Stored entries
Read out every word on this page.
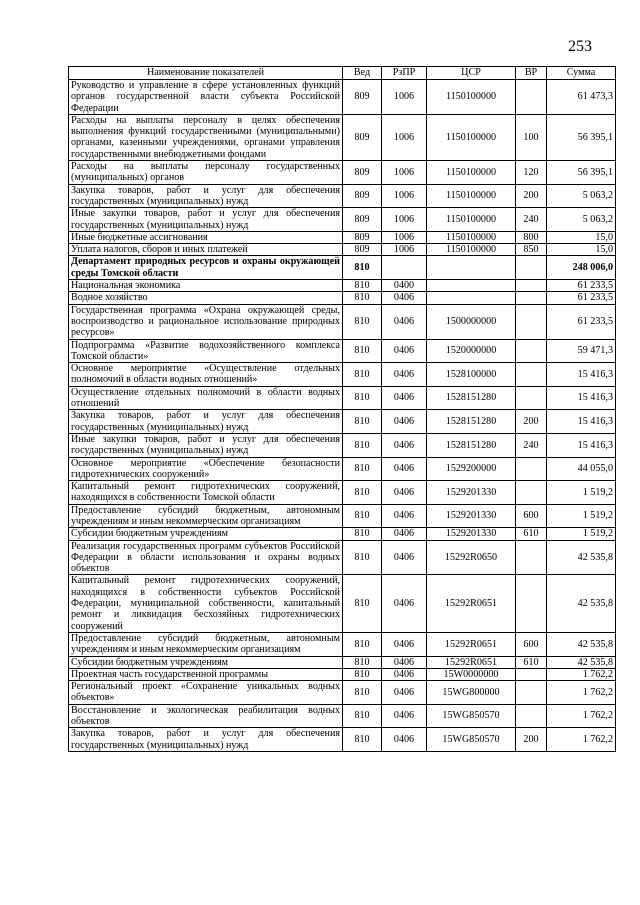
253
Наименование показателей	Вед	РзПР	ЦСР	ВР	Сумма
Руководство и управление в сфере установленных функций органов государственной власти субъекта Российской Федерации	809	1006	1150100000		61 473,3
Расходы на выплаты персоналу в целях обеспечения выполнения функций государственными (муниципальными) органами, казенными учреждениями, органами управления государственными внебюджетными фондами	809	1006	1150100000	100	56 395,1
Расходы на выплаты персоналу государственных (муниципальных) органов	809	1006	1150100000	120	56 395,1
Закупка товаров, работ и услуг для обеспечения государственных (муниципальных) нужд	809	1006	1150100000	200	5 063,2
Иные закупки товаров, работ и услуг для обеспечения государственных (муниципальных) нужд	809	1006	1150100000	240	5 063,2
Иные бюджетные ассигнования	809	1006	1150100000	800	15,0
Уплата налогов, сборов и иных платежей	809	1006	1150100000	850	15,0
Департамент природных ресурсов и охраны окружающей среды Томской области	810				248 006,0
Национальная экономика	810	0400			61 233,5
Водное хозяйство	810	0406			61 233,5
Государственная программа «Охрана окружающей среды, воспроизводство и рациональное использование природных ресурсов»	810	0406	1500000000		61 233,5
Подпрограмма «Развитие водохозяйственного комплекса Томской области»	810	0406	1520000000		59 471,3
Основное мероприятие «Осуществление отдельных полномочий в области водных отношений»	810	0406	1528100000		15 416,3
Осуществление отдельных полномочий в области водных отношений	810	0406	1528151280		15 416,3
Закупка товаров, работ и услуг для обеспечения государственных (муниципальных) нужд	810	0406	1528151280	200	15 416,3
Иные закупки товаров, работ и услуг для обеспечения государственных (муниципальных) нужд	810	0406	1528151280	240	15 416,3
Основное мероприятие «Обеспечение безопасности гидротехнических сооружений»	810	0406	1529200000		44 055,0
Капитальный ремонт гидротехнических сооружений, находящихся в собственности Томской области	810	0406	1529201330		1 519,2
Предоставление субсидий бюджетным, автономным учреждениям и иным некоммерческим организациям	810	0406	1529201330	600	1 519,2
Субсидии бюджетным учреждениям	810	0406	1529201330	610	1 519,2
Реализация государственных программ субъектов Российской Федерации в области использования и охраны водных объектов	810	0406	15292R0650		42 535,8
Капитальный ремонт гидротехнических сооружений, находящихся в собственности субъектов Российской Федерации, муниципальной собственности, капитальный ремонт и ликвидация бесхозяйных гидротехнических сооружений	810	0406	15292R0651		42 535,8
Предоставление субсидий бюджетным, автономным учреждениям и иным некоммерческим организациям	810	0406	15292R0651	600	42 535,8
Субсидии бюджетным учреждениям	810	0406	15292R0651	610	42 535,8
Проектная часть государственной программы	810	0406	15W0000000		1 762,2
Региональный проект «Сохранение уникальных водных объектов»	810	0406	15WG800000		1 762,2
Восстановление и экологическая реабилитация водных объектов	810	0406	15WG850570		1 762,2
Закупка товаров, работ и услуг для обеспечения государственных (муниципальных) нужд	810	0406	15WG850570	200	1 762,2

Short task.
What is the number of lines in the listing that contain the string "сооружений"? Reply with that number alone.

Exercise output.
3